Aim:
Would you pull out every line of the material that contains the string "grid"?
___ Exercise material ___
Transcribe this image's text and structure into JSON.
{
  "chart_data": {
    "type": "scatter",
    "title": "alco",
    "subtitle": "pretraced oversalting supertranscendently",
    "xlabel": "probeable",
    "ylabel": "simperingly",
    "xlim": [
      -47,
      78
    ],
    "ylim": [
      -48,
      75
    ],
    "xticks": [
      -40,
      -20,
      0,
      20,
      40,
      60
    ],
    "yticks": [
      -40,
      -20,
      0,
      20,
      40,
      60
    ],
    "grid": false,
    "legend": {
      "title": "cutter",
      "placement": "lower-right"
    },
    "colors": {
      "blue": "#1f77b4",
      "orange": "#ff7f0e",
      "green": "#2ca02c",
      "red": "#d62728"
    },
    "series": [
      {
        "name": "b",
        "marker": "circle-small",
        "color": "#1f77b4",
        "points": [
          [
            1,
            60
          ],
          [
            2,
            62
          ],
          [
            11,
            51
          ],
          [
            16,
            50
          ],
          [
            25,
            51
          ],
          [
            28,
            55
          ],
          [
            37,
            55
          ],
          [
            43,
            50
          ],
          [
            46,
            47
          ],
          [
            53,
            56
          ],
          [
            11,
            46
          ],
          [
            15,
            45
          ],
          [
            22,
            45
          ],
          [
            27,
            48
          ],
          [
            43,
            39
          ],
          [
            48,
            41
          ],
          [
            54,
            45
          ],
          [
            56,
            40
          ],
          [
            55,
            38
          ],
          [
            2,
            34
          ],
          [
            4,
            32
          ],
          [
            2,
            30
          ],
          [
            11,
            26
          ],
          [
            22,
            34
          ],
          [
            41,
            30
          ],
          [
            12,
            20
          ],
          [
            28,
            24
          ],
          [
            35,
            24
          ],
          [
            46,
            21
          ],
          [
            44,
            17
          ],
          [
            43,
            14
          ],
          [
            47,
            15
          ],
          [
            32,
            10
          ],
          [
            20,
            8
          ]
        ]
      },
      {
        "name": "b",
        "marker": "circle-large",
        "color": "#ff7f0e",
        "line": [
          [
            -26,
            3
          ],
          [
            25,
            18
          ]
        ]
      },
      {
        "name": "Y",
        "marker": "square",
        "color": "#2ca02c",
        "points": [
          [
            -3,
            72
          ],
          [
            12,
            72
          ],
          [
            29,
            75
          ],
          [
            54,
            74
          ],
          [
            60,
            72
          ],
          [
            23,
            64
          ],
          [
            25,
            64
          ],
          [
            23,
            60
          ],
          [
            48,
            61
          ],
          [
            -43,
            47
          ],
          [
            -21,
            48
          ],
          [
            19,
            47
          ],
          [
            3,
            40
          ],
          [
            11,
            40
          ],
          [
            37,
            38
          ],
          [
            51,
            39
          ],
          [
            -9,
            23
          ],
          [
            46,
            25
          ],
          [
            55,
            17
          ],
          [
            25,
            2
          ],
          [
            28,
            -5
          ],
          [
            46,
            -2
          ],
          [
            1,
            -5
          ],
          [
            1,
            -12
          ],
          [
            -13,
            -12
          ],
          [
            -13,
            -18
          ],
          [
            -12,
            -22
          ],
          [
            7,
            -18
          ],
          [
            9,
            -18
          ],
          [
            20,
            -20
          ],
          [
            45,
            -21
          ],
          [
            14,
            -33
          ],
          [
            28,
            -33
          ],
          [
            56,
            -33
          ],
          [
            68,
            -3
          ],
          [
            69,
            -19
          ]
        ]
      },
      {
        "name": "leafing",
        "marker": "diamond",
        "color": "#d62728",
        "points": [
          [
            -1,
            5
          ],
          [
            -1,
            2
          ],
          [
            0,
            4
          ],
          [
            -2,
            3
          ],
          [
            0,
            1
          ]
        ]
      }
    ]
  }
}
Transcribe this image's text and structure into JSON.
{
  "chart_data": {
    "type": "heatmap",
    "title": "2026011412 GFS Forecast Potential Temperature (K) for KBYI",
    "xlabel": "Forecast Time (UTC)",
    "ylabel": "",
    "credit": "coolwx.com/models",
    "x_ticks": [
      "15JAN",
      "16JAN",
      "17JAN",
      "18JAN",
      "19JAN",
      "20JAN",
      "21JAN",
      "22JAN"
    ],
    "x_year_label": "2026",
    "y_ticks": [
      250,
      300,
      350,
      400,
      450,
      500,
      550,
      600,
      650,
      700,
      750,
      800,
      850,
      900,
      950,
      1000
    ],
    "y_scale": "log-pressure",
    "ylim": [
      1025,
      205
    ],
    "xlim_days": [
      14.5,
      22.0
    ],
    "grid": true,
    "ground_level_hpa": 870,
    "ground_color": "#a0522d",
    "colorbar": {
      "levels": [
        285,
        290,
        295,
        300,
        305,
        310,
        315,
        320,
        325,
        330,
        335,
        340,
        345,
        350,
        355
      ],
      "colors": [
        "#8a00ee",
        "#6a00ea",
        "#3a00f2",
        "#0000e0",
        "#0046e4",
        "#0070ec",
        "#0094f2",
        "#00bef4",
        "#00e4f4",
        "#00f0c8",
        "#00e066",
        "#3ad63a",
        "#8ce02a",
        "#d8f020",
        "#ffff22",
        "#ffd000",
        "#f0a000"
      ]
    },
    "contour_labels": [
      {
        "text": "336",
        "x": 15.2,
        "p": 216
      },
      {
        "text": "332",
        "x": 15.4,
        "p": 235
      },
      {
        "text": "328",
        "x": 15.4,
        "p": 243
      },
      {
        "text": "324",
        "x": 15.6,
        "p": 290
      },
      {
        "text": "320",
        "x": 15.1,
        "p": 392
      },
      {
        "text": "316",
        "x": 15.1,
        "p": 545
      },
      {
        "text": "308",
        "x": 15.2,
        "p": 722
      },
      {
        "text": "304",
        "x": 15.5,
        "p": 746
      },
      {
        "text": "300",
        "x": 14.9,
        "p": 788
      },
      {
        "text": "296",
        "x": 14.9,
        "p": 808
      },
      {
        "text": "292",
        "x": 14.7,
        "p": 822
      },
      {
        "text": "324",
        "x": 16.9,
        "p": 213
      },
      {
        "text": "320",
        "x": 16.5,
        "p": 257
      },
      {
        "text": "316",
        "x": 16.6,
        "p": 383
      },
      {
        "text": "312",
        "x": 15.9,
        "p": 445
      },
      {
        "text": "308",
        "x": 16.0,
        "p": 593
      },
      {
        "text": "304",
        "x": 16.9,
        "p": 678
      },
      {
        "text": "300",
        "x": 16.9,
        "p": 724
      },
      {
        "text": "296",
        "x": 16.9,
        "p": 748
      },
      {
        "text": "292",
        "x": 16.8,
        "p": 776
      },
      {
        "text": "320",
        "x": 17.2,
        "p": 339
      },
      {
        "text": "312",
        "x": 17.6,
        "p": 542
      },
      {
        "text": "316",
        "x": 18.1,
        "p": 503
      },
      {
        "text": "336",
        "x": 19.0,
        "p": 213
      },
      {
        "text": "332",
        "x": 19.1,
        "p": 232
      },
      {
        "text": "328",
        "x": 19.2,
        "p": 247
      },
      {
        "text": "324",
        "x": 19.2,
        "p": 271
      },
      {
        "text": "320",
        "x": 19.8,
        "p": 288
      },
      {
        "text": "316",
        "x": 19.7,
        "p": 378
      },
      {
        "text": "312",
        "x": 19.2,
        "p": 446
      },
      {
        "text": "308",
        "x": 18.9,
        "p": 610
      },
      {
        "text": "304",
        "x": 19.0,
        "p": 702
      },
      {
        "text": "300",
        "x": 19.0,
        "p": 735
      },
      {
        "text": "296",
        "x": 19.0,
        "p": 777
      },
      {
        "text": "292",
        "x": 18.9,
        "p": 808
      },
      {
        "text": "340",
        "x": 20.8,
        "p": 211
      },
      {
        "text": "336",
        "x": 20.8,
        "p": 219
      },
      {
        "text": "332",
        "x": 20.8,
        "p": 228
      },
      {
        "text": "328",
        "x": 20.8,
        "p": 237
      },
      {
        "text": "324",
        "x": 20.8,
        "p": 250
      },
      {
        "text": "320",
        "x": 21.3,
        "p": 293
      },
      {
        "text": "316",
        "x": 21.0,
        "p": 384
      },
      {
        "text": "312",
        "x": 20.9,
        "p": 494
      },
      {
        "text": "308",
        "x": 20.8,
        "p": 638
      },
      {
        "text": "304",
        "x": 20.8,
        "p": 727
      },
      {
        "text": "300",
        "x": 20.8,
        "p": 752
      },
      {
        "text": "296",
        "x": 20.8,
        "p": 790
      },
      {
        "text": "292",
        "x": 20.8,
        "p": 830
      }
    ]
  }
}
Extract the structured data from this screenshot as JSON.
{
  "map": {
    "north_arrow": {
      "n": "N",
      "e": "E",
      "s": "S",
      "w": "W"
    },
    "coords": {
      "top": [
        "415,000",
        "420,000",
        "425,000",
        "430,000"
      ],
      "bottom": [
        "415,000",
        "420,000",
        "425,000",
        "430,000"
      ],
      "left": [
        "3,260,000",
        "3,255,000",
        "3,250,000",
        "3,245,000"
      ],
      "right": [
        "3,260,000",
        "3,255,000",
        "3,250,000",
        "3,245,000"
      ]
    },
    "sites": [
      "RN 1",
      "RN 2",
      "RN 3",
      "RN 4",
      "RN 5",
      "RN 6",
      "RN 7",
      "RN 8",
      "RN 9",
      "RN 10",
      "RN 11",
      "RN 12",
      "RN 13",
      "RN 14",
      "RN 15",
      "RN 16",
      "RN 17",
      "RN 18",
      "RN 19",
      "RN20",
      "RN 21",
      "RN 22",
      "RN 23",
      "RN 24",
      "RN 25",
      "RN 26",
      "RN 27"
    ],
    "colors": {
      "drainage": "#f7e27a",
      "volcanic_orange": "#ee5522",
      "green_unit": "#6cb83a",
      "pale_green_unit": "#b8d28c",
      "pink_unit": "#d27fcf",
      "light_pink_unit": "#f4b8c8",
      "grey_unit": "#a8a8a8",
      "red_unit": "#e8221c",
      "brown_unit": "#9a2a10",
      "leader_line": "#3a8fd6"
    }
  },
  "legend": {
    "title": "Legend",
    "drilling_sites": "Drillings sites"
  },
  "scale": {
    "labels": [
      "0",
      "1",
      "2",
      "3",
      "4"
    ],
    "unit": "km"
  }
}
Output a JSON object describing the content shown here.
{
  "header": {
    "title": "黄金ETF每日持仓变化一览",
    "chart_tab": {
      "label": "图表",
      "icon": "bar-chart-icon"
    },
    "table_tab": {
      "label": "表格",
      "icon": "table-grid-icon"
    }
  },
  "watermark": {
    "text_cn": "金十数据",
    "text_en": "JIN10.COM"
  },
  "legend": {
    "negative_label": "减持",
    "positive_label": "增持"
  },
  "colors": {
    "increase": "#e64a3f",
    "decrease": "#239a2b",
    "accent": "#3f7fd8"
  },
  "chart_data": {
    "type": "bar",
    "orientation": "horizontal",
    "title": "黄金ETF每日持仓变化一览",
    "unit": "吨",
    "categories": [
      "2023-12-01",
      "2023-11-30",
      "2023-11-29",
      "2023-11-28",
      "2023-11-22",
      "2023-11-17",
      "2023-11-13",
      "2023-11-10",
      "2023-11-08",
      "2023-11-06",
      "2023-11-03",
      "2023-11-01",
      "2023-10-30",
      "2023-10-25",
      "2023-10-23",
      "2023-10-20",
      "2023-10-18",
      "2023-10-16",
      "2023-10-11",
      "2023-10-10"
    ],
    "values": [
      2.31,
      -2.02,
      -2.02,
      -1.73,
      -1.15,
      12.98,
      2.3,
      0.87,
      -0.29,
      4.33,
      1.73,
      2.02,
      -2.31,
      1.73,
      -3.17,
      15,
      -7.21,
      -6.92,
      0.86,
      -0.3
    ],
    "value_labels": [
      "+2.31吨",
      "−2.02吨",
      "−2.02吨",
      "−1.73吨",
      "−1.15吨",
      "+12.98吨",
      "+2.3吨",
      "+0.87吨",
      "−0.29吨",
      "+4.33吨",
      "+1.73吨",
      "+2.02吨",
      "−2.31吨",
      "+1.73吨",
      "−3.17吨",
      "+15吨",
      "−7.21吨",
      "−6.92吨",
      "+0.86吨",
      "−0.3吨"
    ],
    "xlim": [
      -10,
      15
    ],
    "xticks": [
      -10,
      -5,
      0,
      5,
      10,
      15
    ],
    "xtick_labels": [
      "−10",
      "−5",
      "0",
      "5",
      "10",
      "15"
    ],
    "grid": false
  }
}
___
Result of this exercise:
    "grid": false,
    "grid": true,
      "icon": "table-grid-icon"
    "grid": false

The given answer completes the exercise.